TASK TO CARRY OUT: Reproduce the following material exactly, including every line.

INFORMATION SUPPLIED:

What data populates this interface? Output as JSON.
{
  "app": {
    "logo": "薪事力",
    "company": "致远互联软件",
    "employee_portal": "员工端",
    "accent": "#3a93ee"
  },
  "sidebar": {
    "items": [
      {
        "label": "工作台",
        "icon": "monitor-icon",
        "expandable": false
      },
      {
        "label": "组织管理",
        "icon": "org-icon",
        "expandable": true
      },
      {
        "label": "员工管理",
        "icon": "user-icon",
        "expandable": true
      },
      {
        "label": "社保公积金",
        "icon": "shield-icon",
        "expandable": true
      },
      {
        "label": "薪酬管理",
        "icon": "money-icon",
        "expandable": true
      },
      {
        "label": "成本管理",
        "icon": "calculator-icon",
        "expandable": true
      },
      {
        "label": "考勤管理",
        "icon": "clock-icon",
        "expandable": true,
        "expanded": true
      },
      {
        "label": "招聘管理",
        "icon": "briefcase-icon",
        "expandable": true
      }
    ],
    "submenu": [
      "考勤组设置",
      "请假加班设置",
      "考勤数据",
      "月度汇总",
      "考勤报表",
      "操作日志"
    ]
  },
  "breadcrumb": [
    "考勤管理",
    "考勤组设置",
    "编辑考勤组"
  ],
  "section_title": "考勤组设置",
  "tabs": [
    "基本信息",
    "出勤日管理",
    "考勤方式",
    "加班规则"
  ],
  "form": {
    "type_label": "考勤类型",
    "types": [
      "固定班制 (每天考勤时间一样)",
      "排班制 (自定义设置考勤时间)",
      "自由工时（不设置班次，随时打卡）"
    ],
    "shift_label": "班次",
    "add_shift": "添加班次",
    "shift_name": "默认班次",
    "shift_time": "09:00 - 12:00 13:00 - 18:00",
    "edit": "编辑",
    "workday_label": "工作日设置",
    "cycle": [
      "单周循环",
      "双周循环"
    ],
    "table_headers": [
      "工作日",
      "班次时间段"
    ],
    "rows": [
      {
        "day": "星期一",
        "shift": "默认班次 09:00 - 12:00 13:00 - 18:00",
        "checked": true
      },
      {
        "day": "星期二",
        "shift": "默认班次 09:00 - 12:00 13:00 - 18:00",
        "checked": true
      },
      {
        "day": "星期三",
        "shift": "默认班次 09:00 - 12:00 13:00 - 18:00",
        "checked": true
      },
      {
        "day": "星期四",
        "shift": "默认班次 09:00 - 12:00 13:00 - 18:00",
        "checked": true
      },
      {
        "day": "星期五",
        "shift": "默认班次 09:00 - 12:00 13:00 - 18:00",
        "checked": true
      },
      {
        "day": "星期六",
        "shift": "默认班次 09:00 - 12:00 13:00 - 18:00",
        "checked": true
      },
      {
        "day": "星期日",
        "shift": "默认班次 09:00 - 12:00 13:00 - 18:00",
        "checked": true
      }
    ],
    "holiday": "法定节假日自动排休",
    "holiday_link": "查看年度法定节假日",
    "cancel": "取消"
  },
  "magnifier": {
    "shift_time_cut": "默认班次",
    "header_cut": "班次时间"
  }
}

SOLUTION TO THE PROBLEM:
What data populates this interface? Output as JSON.
{
  "app": {
    "logo": "薪事力",
    "company": "致远互联软件",
    "employee_portal": "员工端",
    "accent": "#3a93ee"
  },
  "sidebar": {
    "items": [
      {
        "label": "工作台",
        "icon": "monitor-icon",
        "expandable": false
      },
      {
        "label": "组织管理",
        "icon": "org-icon",
        "expandable": true
      },
      {
        "label": "员工管理",
        "icon": "user-icon",
        "expandable": true
      },
      {
        "label": "社保公积金",
        "icon": "shield-icon",
        "expandable": true
      },
      {
        "label": "薪酬管理",
        "icon": "money-icon",
        "expandable": true
      },
      {
        "label": "成本管理",
        "icon": "calculator-icon",
        "expandable": true
      },
      {
        "label": "考勤管理",
        "icon": "clock-icon",
        "expandable": true,
        "expanded": true
      },
      {
        "label": "招聘管理",
        "icon": "briefcase-icon",
        "expandable": true
      }
    ],
    "submenu": [
      "考勤组设置",
      "请假加班设置",
      "考勤数据",
      "月度汇总",
      "考勤报表",
      "操作日志"
    ]
  },
  "breadcrumb": [
    "考勤管理",
    "考勤组设置",
    "编辑考勤组"
  ],
  "section_title": "考勤组设置",
  "tabs": [
    "基本信息",
    "出勤日管理",
    "考勤方式",
    "加班规则"
  ],
  "form": {
    "type_label": "考勤类型",
    "types": [
      "固定班制 (每天考勤时间一样)",
      "排班制 (自定义设置考勤时间)",
      "自由工时（不设置班次，随时打卡）"
    ],
    "shift_label": "班次",
    "add_shift": "添加班次",
    "shift_name": "默认班次",
    "shift_time": "09:00 - 12:00 13:00 - 18:00",
    "edit": "编辑",
    "workday_label": "工作日设置",
    "cycle": [
      "单周循环",
      "双周循环"
    ],
    "table_headers": [
      "工作日",
      "班次时间段"
    ],
    "rows": [
      {
        "day": "星期一",
        "shift": "默认班次 09:00 - 12:00 13:00 - 18:00",
        "checked": true
      },
      {
        "day": "星期二",
        "shift": "默认班次 09:00 - 12:00 13:00 - 18:00",
        "checked": true
      },
      {
        "day": "星期三",
        "shift": "默认班次 09:00 - 12:00 13:00 - 18:00",
        "checked": true
      },
      {
        "day": "星期四",
        "shift": "默认班次 09:00 - 12:00 13:00 - 18:00",
        "checked": true
      },
      {
        "day": "星期五",
        "shift": "默认班次 09:00 - 12:00 13:00 - 18:00",
        "checked": true
      },
      {
        "day": "星期六",
        "shift": "默认班次 09:00 - 12:00 13:00 - 18:00",
        "checked": true
      },
      {
        "day": "星期日",
        "shift": "默认班次 09:00 - 12:00 13:00 - 18:00",
        "checked": true
      }
    ],
    "holiday": "法定节假日自动排休",
    "holiday_link": "查看年度法定节假日",
    "cancel": "取消"
  },
  "magnifier": {
    "shift_time_cut": "默认班次",
    "header_cut": "班次时间"
  }
}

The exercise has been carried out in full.